THE PROBLEM: Transcribe the part of the forum discussion below that opens with the words containing "Sure are. You" and closes with "experts’ research on.".

SELECTED PASSAGE:
Just under half of Muslims living in western countries agree that “there may be certain circumstances where terrorism is justified”:

You can find Christians with all these views, too. I have probably been friends with people who could not fully repudiate these positions.

Sure are. You appear to be presuming the OP is trying to assert something.

I see a question about demographics of Muslim views. It’s a sensitive question, but a valid one.

The OP is not trying to assert anything*, and he’s not looking to poll the SDMB either. He’s asking if anyone has references to well designed polls carried out by those academics or whoever with the expertise to do just such studies as Naxos is misguidedly chiding him for not consulting experts’ research on.

(*: Or, rather, like all human beings, he has motivations in mind for a request like this which likely will involve him being able to support future assertions of some kind. But he’s certainly not trying to assert what a number of you clearly think he is trying to assert… (consider “it shouldn’t be a question that interests anyone”))

But the OP confirms that he has a “hidden agenda”, so to speak, when he says of his first question that “I’m just trying to find a way to say ‘terrorism is okay’ without using the word ‘terrorism’.”

He’s presuming, then, that everyone who beleives that bombing civilians is a legitimate means for the advancement of political or religious interests can fairly be represented as believing that “terrorism is OK”. Perhaps they can, but this involves characterising Americans who would justify, say, the bombing of Hiroshima and Nagasaki - very clearly the bombing of civilians for the advancement of political interests - as believing that “terrorism is OK”.

In other words, the OP is adopting a rather broad interpretation of “terrorism” for the purpose of characterising Muslims as supporting or justifying terrorism. Would he adopt a similarly broad interpretation when considering non-Muslims? Whatever the answer to that question, it seems to me that at the very least these points are worth unpacking.

A block of data

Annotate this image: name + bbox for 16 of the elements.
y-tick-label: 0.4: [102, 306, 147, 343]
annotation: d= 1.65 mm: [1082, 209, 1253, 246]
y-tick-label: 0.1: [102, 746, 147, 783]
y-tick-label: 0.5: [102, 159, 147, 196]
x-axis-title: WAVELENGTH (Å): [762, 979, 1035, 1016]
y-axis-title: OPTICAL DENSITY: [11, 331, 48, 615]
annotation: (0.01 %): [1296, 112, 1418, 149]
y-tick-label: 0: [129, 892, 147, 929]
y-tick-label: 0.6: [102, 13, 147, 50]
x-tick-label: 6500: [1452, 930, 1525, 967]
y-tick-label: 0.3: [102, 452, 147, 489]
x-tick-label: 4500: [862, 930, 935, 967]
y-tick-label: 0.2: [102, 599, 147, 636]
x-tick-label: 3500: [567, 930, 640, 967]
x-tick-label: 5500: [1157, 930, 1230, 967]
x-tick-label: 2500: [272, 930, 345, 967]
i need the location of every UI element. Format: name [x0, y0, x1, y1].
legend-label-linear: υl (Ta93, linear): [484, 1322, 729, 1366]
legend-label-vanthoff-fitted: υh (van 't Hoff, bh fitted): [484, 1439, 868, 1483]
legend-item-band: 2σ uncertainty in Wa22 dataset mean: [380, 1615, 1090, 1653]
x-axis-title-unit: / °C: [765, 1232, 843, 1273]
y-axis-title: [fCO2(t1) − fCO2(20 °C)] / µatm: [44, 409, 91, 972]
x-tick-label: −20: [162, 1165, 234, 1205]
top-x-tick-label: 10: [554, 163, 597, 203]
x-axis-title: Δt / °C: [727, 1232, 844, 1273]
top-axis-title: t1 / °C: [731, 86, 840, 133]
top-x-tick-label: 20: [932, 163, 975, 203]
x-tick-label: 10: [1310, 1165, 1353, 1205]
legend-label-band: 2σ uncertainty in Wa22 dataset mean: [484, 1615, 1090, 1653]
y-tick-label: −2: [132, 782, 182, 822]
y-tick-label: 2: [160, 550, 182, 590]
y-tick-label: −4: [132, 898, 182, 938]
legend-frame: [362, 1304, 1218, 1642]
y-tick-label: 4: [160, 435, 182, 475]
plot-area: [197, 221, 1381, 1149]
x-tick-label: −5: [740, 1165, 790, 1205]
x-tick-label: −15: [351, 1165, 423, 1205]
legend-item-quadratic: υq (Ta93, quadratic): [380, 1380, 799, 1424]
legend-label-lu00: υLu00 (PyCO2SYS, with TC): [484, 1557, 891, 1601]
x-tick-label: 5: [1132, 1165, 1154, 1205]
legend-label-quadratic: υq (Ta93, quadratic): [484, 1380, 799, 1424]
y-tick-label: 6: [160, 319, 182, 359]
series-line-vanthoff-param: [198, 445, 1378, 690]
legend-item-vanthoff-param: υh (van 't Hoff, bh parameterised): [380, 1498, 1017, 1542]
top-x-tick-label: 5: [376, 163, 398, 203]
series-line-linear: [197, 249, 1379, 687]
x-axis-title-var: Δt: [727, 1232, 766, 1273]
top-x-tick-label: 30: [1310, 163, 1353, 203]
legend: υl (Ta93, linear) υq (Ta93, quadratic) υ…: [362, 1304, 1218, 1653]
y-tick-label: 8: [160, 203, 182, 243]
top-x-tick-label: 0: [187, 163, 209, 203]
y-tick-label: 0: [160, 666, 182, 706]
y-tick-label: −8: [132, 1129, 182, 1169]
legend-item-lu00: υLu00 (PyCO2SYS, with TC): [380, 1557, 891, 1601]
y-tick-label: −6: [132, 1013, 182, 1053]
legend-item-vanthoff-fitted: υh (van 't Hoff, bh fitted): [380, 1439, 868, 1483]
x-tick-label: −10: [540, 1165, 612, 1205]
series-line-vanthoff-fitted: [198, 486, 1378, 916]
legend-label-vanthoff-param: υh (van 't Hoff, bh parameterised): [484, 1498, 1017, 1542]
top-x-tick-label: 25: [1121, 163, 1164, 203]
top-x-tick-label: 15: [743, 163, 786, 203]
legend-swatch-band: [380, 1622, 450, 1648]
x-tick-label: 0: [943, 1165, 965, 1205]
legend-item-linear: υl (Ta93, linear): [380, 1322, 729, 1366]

ANSWER TO THIS EXERCISE:
Sure are. You appear to be presuming the OP is trying to assert something.

I see a question about demographics of Muslim views. It’s a sensitive question, but a valid one.

The OP is not trying to assert anything*, and he’s not looking to poll the SDMB either. He’s asking if anyone has references to well designed polls carried out by those academics or whoever with the expertise to do just such studies as Naxos is misguidedly chiding him for not consulting experts’ research on.